((

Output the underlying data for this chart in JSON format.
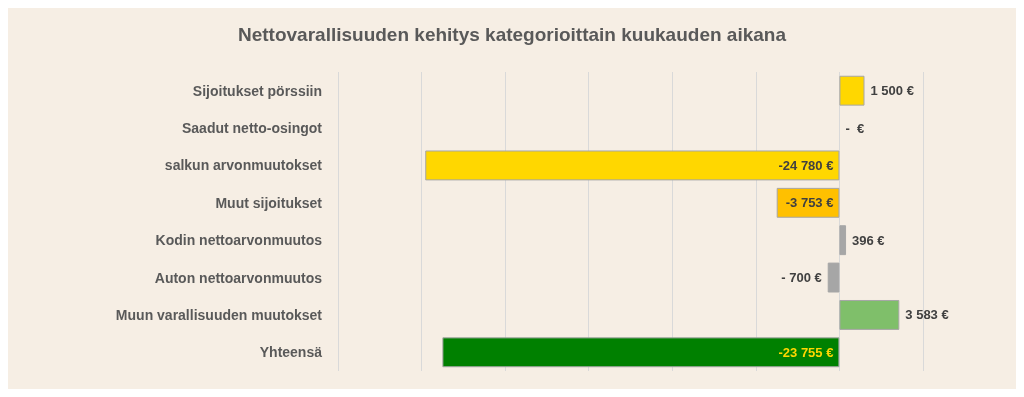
{
  "chart_data": {
    "type": "bar",
    "orientation": "horizontal",
    "title": "Nettovarallisuuden kehitys kategorioittain kuukauden aikana",
    "categories": [
      "Sijoitukset pörssiin",
      "Saadut netto-osingot",
      "salkun arvonmuutokset",
      "Muut sijoitukset",
      "Kodin nettoarvonmuutos",
      "Auton nettoarvonmuutos",
      "Muun varallisuuden muutokset",
      "Yhteensä"
    ],
    "values": [
      1500,
      0,
      -24780,
      -3753,
      396,
      -700,
      3583,
      -23755
    ],
    "colors": [
      "#ffd700",
      "#ffd700",
      "#ffd700",
      "#ffc000",
      "#a6a6a6",
      "#a6a6a6",
      "#7fbf6a",
      "#008000"
    ],
    "value_labels": [
      "1 500 €",
      "-  €",
      "-24 780 €",
      "-3 753 €",
      "396 €",
      "- 700 €",
      "3 583 €",
      "-23 755 €"
    ],
    "xlim": [
      -30000,
      5000
    ],
    "xticks": [
      {
        "value": -30000,
        "label": null
      },
      {
        "value": -25000,
        "label": null
      },
      {
        "value": -20000,
        "label": null
      },
      {
        "value": -15000,
        "label": null
      },
      {
        "value": -10000,
        "label": null
      },
      {
        "value": -5000,
        "label": null
      },
      {
        "value": 0,
        "label": null
      },
      {
        "value": 5000,
        "label": null
      }
    ],
    "tick_labels": "y",
    "grid": "x"
  }
}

))

→ **Exercise prompt**
Quote the data exactly, leaving every image out of the copy.

→ **Full solution**
Output the underlying data for this chart in JSON format.
{
  "chart_data": {
    "type": "bar",
    "orientation": "horizontal",
    "title": "Nettovarallisuuden kehitys kategorioittain kuukauden aikana",
    "categories": [
      "Sijoitukset pörssiin",
      "Saadut netto-osingot",
      "salkun arvonmuutokset",
      "Muut sijoitukset",
      "Kodin nettoarvonmuutos",
      "Auton nettoarvonmuutos",
      "Muun varallisuuden muutokset",
      "Yhteensä"
    ],
    "values": [
      1500,
      0,
      -24780,
      -3753,
      396,
      -700,
      3583,
      -23755
    ],
    "colors": [
      "#ffd700",
      "#ffd700",
      "#ffd700",
      "#ffc000",
      "#a6a6a6",
      "#a6a6a6",
      "#7fbf6a",
      "#008000"
    ],
    "value_labels": [
      "1 500 €",
      "-  €",
      "-24 780 €",
      "-3 753 €",
      "396 €",
      "- 700 €",
      "3 583 €",
      "-23 755 €"
    ],
    "xlim": [
      -30000,
      5000
    ],
    "xticks": [
      {
        "value": -30000,
        "label": null
      },
      {
        "value": -25000,
        "label": null
      },
      {
        "value": -20000,
        "label": null
      },
      {
        "value": -15000,
        "label": null
      },
      {
        "value": -10000,
        "label": null
      },
      {
        "value": -5000,
        "label": null
      },
      {
        "value": 0,
        "label": null
      },
      {
        "value": 5000,
        "label": null
      }
    ],
    "tick_labels": "y",
    "grid": "x"
  }
}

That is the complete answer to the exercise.